● **Set problem**:
Repeat each line exactly as it is written.

● **Source records**:
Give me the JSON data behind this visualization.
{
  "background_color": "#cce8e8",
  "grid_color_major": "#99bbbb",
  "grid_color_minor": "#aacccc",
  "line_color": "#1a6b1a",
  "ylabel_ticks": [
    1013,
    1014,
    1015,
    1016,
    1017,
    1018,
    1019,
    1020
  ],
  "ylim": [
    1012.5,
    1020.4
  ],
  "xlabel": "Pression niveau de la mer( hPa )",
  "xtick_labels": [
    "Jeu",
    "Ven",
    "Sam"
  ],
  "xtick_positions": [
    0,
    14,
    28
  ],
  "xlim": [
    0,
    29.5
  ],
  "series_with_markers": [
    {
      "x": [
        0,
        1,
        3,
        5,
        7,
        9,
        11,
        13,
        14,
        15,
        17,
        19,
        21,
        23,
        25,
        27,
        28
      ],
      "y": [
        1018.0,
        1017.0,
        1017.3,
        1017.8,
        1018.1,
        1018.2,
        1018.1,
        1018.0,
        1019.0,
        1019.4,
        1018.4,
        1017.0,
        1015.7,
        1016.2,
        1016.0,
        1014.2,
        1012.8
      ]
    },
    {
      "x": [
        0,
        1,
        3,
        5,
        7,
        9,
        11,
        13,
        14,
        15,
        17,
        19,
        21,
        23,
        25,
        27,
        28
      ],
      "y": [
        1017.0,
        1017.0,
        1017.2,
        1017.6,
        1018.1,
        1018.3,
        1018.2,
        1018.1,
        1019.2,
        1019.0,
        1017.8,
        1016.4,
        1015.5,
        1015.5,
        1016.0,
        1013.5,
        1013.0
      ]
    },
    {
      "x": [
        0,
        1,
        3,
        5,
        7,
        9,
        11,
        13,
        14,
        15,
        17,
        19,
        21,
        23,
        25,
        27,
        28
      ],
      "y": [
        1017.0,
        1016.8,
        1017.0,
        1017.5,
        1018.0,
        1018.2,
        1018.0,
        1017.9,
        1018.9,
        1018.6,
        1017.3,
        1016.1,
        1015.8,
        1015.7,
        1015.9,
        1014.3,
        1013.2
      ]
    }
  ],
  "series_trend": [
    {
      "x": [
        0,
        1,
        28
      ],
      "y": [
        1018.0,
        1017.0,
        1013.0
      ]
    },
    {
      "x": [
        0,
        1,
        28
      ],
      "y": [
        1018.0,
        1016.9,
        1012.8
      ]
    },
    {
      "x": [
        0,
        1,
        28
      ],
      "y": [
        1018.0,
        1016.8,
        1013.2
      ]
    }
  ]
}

● **Answer**:
Give me the JSON data behind this visualization.
{
  "background_color": "#cce8e8",
  "grid_color_major": "#99bbbb",
  "grid_color_minor": "#aacccc",
  "line_color": "#1a6b1a",
  "ylabel_ticks": [
    1013,
    1014,
    1015,
    1016,
    1017,
    1018,
    1019,
    1020
  ],
  "ylim": [
    1012.5,
    1020.4
  ],
  "xlabel": "Pression niveau de la mer( hPa )",
  "xtick_labels": [
    "Jeu",
    "Ven",
    "Sam"
  ],
  "xtick_positions": [
    0,
    14,
    28
  ],
  "xlim": [
    0,
    29.5
  ],
  "series_with_markers": [
    {
      "x": [
        0,
        1,
        3,
        5,
        7,
        9,
        11,
        13,
        14,
        15,
        17,
        19,
        21,
        23,
        25,
        27,
        28
      ],
      "y": [
        1018.0,
        1017.0,
        1017.3,
        1017.8,
        1018.1,
        1018.2,
        1018.1,
        1018.0,
        1019.0,
        1019.4,
        1018.4,
        1017.0,
        1015.7,
        1016.2,
        1016.0,
        1014.2,
        1012.8
      ]
    },
    {
      "x": [
        0,
        1,
        3,
        5,
        7,
        9,
        11,
        13,
        14,
        15,
        17,
        19,
        21,
        23,
        25,
        27,
        28
      ],
      "y": [
        1017.0,
        1017.0,
        1017.2,
        1017.6,
        1018.1,
        1018.3,
        1018.2,
        1018.1,
        1019.2,
        1019.0,
        1017.8,
        1016.4,
        1015.5,
        1015.5,
        1016.0,
        1013.5,
        1013.0
      ]
    },
    {
      "x": [
        0,
        1,
        3,
        5,
        7,
        9,
        11,
        13,
        14,
        15,
        17,
        19,
        21,
        23,
        25,
        27,
        28
      ],
      "y": [
        1017.0,
        1016.8,
        1017.0,
        1017.5,
        1018.0,
        1018.2,
        1018.0,
        1017.9,
        1018.9,
        1018.6,
        1017.3,
        1016.1,
        1015.8,
        1015.7,
        1015.9,
        1014.3,
        1013.2
      ]
    }
  ],
  "series_trend": [
    {
      "x": [
        0,
        1,
        28
      ],
      "y": [
        1018.0,
        1017.0,
        1013.0
      ]
    },
    {
      "x": [
        0,
        1,
        28
      ],
      "y": [
        1018.0,
        1016.9,
        1012.8
      ]
    },
    {
      "x": [
        0,
        1,
        28
      ],
      "y": [
        1018.0,
        1016.8,
        1013.2
      ]
    }
  ]
}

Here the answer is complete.